WHAT YOU ARE ASKED TO DO: Scan the data beneath this task and copy each line that includes "disposition".

Collection entries:
•••••

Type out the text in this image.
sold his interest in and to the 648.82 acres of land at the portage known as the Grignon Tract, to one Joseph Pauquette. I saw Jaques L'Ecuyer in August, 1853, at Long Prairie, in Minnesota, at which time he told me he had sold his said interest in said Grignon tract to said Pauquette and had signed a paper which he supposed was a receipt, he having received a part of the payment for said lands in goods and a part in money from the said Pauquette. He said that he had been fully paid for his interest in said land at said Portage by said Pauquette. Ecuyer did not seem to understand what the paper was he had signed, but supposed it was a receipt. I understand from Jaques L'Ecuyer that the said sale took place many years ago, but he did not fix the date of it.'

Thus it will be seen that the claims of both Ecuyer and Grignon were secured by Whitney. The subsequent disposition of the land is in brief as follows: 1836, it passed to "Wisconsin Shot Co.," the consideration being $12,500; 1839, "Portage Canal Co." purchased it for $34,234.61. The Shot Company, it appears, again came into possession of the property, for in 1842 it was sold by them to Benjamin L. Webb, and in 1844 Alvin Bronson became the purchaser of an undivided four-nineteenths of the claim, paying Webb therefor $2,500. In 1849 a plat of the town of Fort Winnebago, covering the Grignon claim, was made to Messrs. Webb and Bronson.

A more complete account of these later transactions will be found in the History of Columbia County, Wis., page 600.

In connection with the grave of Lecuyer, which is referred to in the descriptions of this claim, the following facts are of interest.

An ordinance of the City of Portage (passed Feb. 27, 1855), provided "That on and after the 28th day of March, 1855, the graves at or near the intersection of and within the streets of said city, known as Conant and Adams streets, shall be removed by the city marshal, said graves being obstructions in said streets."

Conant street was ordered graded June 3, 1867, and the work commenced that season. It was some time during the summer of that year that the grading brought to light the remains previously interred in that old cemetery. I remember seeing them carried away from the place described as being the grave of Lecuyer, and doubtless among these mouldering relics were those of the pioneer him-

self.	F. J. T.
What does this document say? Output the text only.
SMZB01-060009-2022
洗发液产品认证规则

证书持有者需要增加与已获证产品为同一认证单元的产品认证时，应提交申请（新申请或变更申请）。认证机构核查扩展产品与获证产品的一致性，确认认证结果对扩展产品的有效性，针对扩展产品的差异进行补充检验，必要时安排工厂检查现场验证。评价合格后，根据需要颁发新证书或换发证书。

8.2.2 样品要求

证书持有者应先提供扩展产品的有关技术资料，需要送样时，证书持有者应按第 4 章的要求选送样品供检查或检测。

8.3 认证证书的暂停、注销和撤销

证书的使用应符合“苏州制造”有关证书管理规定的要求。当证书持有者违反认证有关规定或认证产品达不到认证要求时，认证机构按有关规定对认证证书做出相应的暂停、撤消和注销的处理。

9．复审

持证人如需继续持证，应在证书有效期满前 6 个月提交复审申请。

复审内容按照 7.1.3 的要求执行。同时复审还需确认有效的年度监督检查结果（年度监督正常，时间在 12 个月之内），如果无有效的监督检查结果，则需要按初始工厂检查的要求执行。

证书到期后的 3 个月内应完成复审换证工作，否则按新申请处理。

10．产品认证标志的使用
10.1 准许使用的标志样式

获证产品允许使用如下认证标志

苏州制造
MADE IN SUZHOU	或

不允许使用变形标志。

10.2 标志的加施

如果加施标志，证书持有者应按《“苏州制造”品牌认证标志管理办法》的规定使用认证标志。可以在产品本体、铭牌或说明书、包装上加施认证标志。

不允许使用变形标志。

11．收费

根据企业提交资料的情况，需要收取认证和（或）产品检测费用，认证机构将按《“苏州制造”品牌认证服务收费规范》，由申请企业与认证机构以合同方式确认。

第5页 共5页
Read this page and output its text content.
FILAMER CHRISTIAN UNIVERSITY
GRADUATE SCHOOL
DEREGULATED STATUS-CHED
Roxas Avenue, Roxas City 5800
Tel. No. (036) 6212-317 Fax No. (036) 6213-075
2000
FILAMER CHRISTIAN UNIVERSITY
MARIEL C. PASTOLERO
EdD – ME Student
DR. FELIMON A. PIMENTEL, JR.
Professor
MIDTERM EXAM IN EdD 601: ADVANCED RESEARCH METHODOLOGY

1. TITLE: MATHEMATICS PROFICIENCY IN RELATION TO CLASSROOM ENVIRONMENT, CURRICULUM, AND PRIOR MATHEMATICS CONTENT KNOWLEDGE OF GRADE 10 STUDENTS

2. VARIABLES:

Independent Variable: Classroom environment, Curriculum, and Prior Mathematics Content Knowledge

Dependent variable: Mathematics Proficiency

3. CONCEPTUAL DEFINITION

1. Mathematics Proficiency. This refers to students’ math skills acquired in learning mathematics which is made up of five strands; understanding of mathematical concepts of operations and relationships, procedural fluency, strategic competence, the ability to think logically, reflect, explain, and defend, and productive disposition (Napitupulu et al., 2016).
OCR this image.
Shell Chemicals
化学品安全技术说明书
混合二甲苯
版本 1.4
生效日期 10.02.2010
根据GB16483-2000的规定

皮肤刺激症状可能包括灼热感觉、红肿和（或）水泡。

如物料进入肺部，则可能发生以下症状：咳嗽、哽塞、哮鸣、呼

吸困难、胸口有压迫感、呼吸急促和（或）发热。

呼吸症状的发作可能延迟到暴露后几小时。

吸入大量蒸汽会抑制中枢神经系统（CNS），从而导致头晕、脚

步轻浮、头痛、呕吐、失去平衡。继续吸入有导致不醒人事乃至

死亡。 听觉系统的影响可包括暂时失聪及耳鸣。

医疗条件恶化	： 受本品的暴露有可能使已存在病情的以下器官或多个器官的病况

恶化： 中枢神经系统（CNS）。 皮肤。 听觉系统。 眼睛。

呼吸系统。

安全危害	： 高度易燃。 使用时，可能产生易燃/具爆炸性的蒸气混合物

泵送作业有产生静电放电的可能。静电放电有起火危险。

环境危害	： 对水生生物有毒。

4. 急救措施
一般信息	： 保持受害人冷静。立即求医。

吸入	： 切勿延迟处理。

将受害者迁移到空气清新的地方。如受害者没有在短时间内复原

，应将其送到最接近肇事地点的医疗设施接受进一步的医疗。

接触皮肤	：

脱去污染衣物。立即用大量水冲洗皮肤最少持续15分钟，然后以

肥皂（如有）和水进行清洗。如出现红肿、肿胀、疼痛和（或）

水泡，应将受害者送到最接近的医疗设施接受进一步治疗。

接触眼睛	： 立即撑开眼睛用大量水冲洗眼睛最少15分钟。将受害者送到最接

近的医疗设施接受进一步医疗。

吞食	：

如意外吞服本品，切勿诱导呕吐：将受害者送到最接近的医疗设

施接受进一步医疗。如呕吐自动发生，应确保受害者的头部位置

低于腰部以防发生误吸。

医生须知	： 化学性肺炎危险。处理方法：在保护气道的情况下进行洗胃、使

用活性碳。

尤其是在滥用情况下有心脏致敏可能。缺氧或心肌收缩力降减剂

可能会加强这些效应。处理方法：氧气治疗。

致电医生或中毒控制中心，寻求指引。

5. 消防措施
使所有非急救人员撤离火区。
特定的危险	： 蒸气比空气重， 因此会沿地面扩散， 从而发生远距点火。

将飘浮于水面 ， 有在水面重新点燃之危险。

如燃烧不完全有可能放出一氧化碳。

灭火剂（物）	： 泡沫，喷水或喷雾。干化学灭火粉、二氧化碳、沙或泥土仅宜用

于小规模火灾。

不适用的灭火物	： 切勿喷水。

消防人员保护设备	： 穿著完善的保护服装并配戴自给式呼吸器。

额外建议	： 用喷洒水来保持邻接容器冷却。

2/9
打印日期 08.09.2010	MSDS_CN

•••••

ANSWER:
Thus it will be seen that the claims of both Ecuyer and Grignon were secured by Whitney. The subsequent disposition of the land is in brief as follows: 1836, it passed to "Wisconsin Shot Co.," the consideration being $12,500; 1839, "Portage Canal Co." purchased it for $34,234.61. The Shot Company, it appears, again came into possession of the property, for in 1842 it was sold by them to Benjamin L. Webb, and in 1844 Alvin Bronson became the purchaser of an undivided four-nineteenths of the claim, paying Webb therefor $2,500. In 1849 a plat of the town of Fort Winnebago, covering the Grignon claim, was made to Messrs. Webb and Bronson.
1. Mathematics Proficiency. This refers to students’ math skills acquired in learning mathematics which is made up of five strands; understanding of mathematical concepts of operations and relationships, procedural fluency, strategic competence, the ability to think logically, reflect, explain, and defend, and productive disposition (Napitupulu et al., 2016).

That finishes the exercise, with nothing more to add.